[Aim] Retype the whole listing verbatim and keep the pictures out of it.

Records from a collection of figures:
"""

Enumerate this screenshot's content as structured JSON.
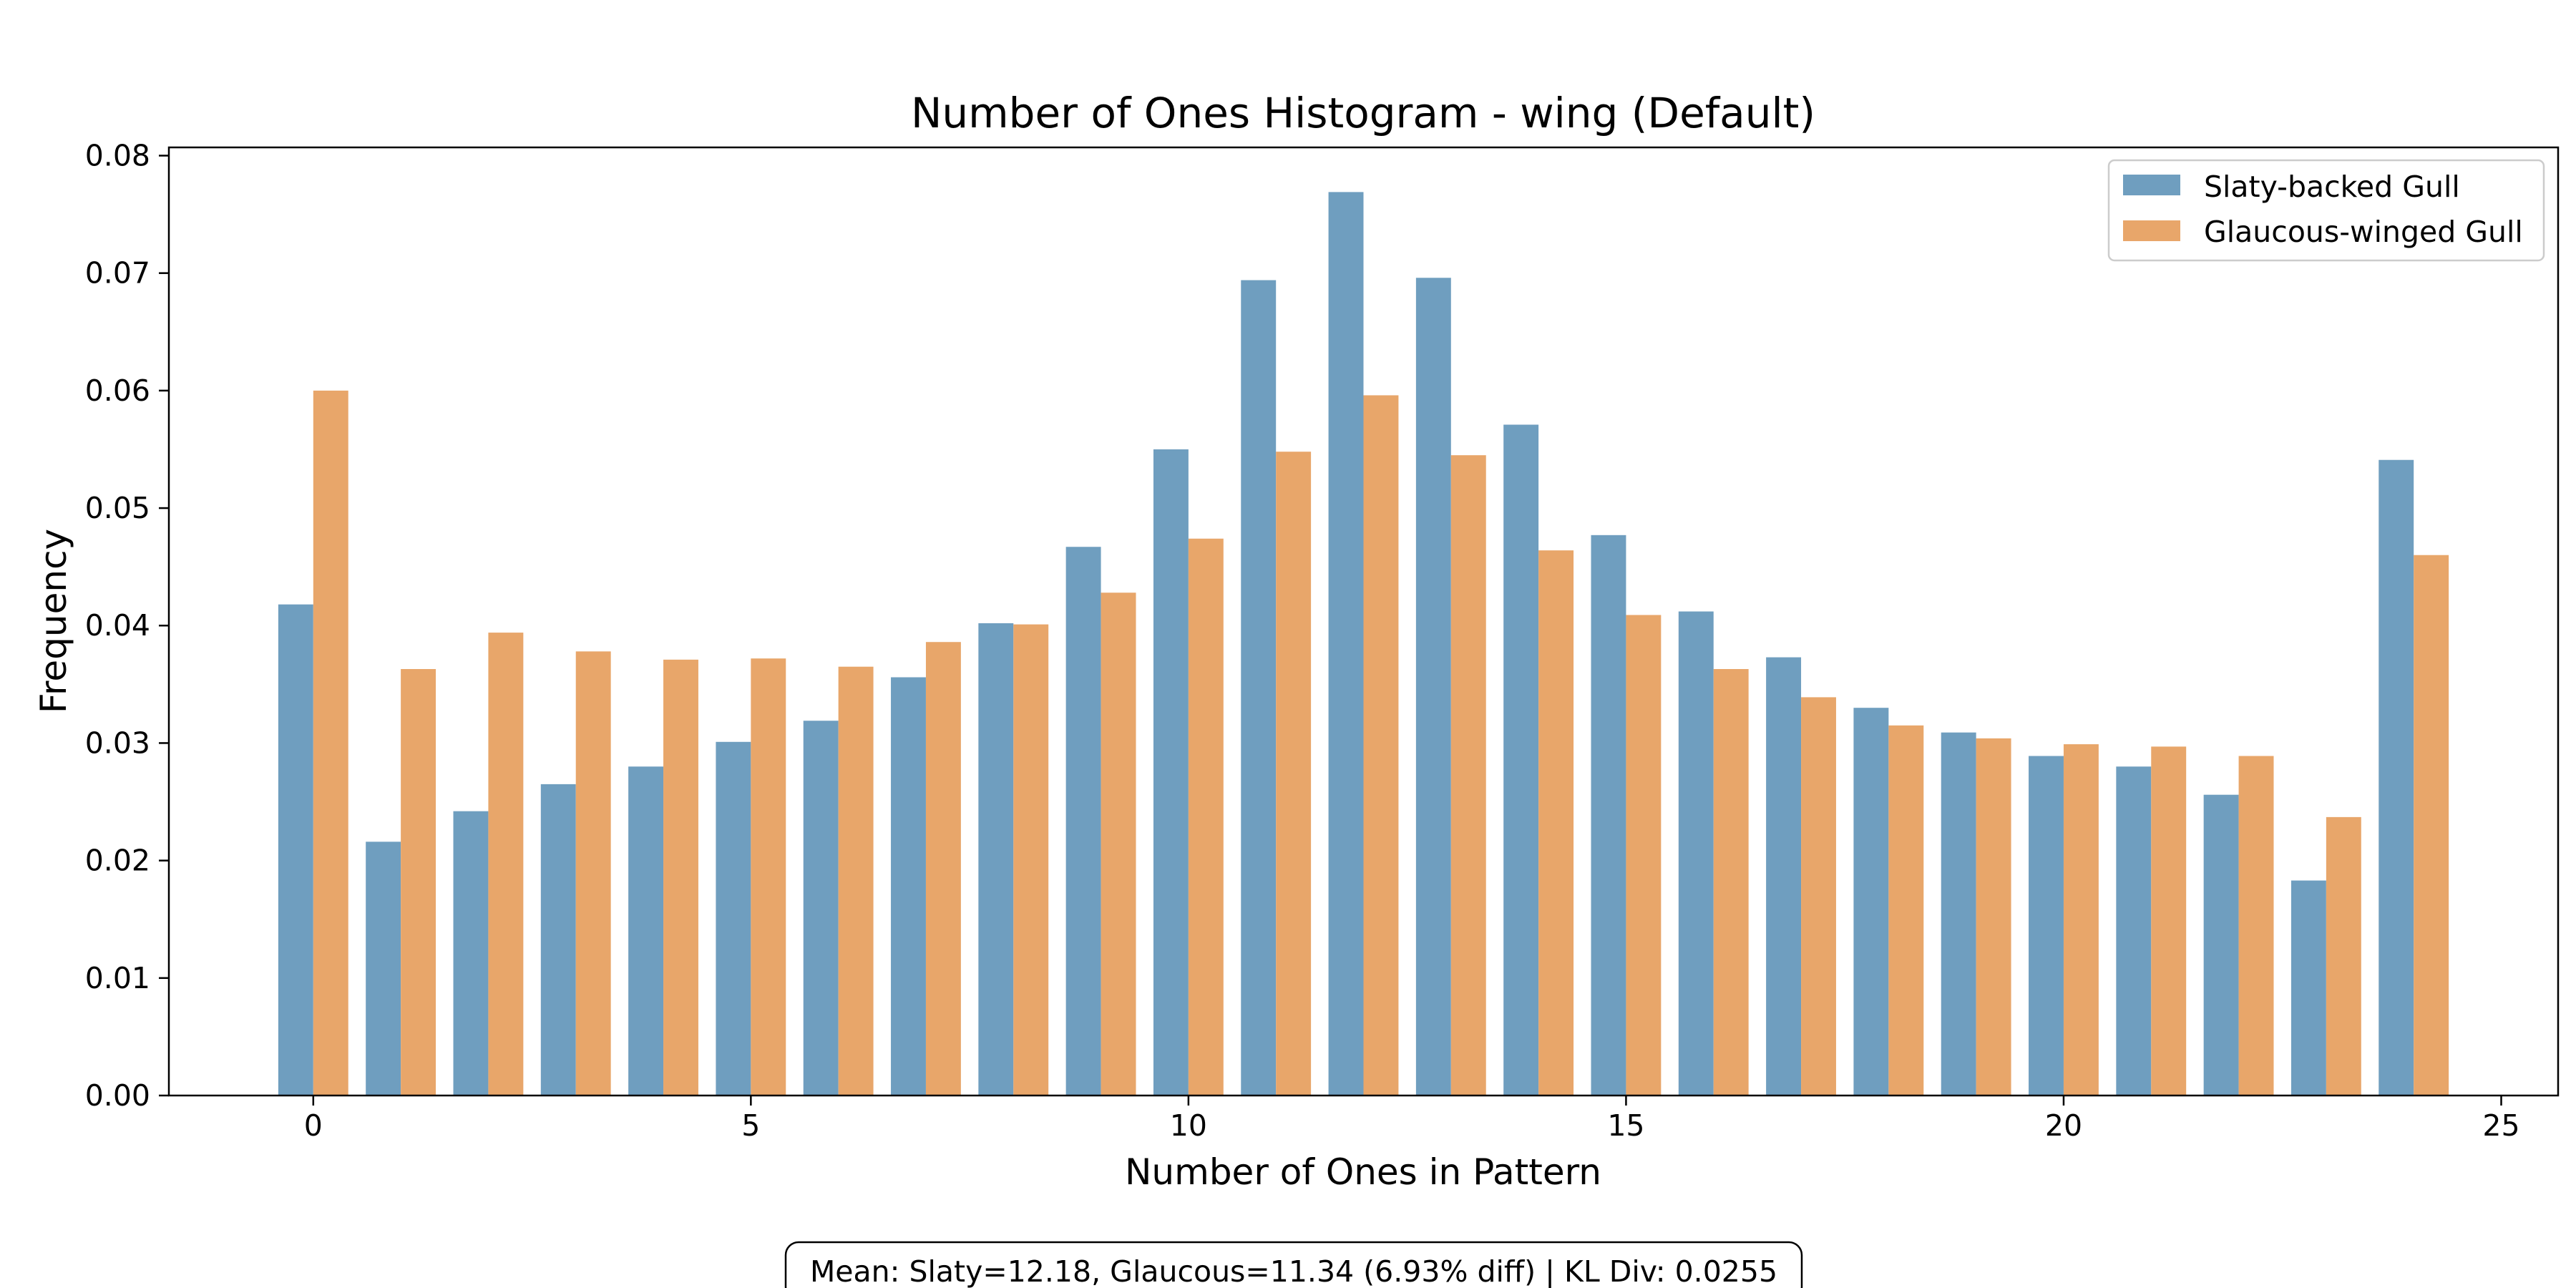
{
  "chart_data": {
    "type": "bar",
    "title": "Number of Ones Histogram - wing (Default)",
    "xlabel": "Number of Ones in Pattern",
    "ylabel": "Frequency",
    "x": [
      0,
      1,
      2,
      3,
      4,
      5,
      6,
      7,
      8,
      9,
      10,
      11,
      12,
      13,
      14,
      15,
      16,
      17,
      18,
      19,
      20,
      21,
      22,
      23,
      24
    ],
    "xlim": [
      -1.65,
      25.65
    ],
    "ylim": [
      0,
      0.0807
    ],
    "xticks": [
      0,
      5,
      10,
      15,
      20,
      25
    ],
    "xtick_labels": [
      "0",
      "5",
      "10",
      "15",
      "20",
      "25"
    ],
    "yticks": [
      0,
      0.01,
      0.02,
      0.03,
      0.04,
      0.05,
      0.06,
      0.07,
      0.08
    ],
    "ytick_labels": [
      "0.00",
      "0.01",
      "0.02",
      "0.03",
      "0.04",
      "0.05",
      "0.06",
      "0.07",
      "0.08"
    ],
    "grid": false,
    "legend_position": "top-right",
    "series": [
      {
        "name": "Slaty-backed Gull",
        "color": "#6f9ebf",
        "values": [
          0.0418,
          0.0216,
          0.0242,
          0.0265,
          0.028,
          0.0301,
          0.0319,
          0.0356,
          0.0402,
          0.0467,
          0.055,
          0.0694,
          0.0769,
          0.0696,
          0.0571,
          0.0477,
          0.0412,
          0.0373,
          0.033,
          0.0309,
          0.0289,
          0.028,
          0.0256,
          0.0183,
          0.0541
        ]
      },
      {
        "name": "Glaucous-winged Gull",
        "color": "#e8a66a",
        "values": [
          0.06,
          0.0363,
          0.0394,
          0.0378,
          0.0371,
          0.0372,
          0.0365,
          0.0386,
          0.0401,
          0.0428,
          0.0474,
          0.0548,
          0.0596,
          0.0545,
          0.0464,
          0.0409,
          0.0363,
          0.0339,
          0.0315,
          0.0304,
          0.0299,
          0.0297,
          0.0289,
          0.0237,
          0.046
        ]
      }
    ],
    "annotation": "Mean: Slaty=12.18, Glaucous=11.34 (6.93% diff) | KL Div: 0.0255"
  }
}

"""

[Solution]
Enumerate this screenshot's content as structured JSON.
{
  "chart_data": {
    "type": "bar",
    "title": "Number of Ones Histogram - wing (Default)",
    "xlabel": "Number of Ones in Pattern",
    "ylabel": "Frequency",
    "x": [
      0,
      1,
      2,
      3,
      4,
      5,
      6,
      7,
      8,
      9,
      10,
      11,
      12,
      13,
      14,
      15,
      16,
      17,
      18,
      19,
      20,
      21,
      22,
      23,
      24
    ],
    "xlim": [
      -1.65,
      25.65
    ],
    "ylim": [
      0,
      0.0807
    ],
    "xticks": [
      0,
      5,
      10,
      15,
      20,
      25
    ],
    "xtick_labels": [
      "0",
      "5",
      "10",
      "15",
      "20",
      "25"
    ],
    "yticks": [
      0,
      0.01,
      0.02,
      0.03,
      0.04,
      0.05,
      0.06,
      0.07,
      0.08
    ],
    "ytick_labels": [
      "0.00",
      "0.01",
      "0.02",
      "0.03",
      "0.04",
      "0.05",
      "0.06",
      "0.07",
      "0.08"
    ],
    "grid": false,
    "legend_position": "top-right",
    "series": [
      {
        "name": "Slaty-backed Gull",
        "color": "#6f9ebf",
        "values": [
          0.0418,
          0.0216,
          0.0242,
          0.0265,
          0.028,
          0.0301,
          0.0319,
          0.0356,
          0.0402,
          0.0467,
          0.055,
          0.0694,
          0.0769,
          0.0696,
          0.0571,
          0.0477,
          0.0412,
          0.0373,
          0.033,
          0.0309,
          0.0289,
          0.028,
          0.0256,
          0.0183,
          0.0541
        ]
      },
      {
        "name": "Glaucous-winged Gull",
        "color": "#e8a66a",
        "values": [
          0.06,
          0.0363,
          0.0394,
          0.0378,
          0.0371,
          0.0372,
          0.0365,
          0.0386,
          0.0401,
          0.0428,
          0.0474,
          0.0548,
          0.0596,
          0.0545,
          0.0464,
          0.0409,
          0.0363,
          0.0339,
          0.0315,
          0.0304,
          0.0299,
          0.0297,
          0.0289,
          0.0237,
          0.046
        ]
      }
    ],
    "annotation": "Mean: Slaty=12.18, Glaucous=11.34 (6.93% diff) | KL Div: 0.0255"
  }
}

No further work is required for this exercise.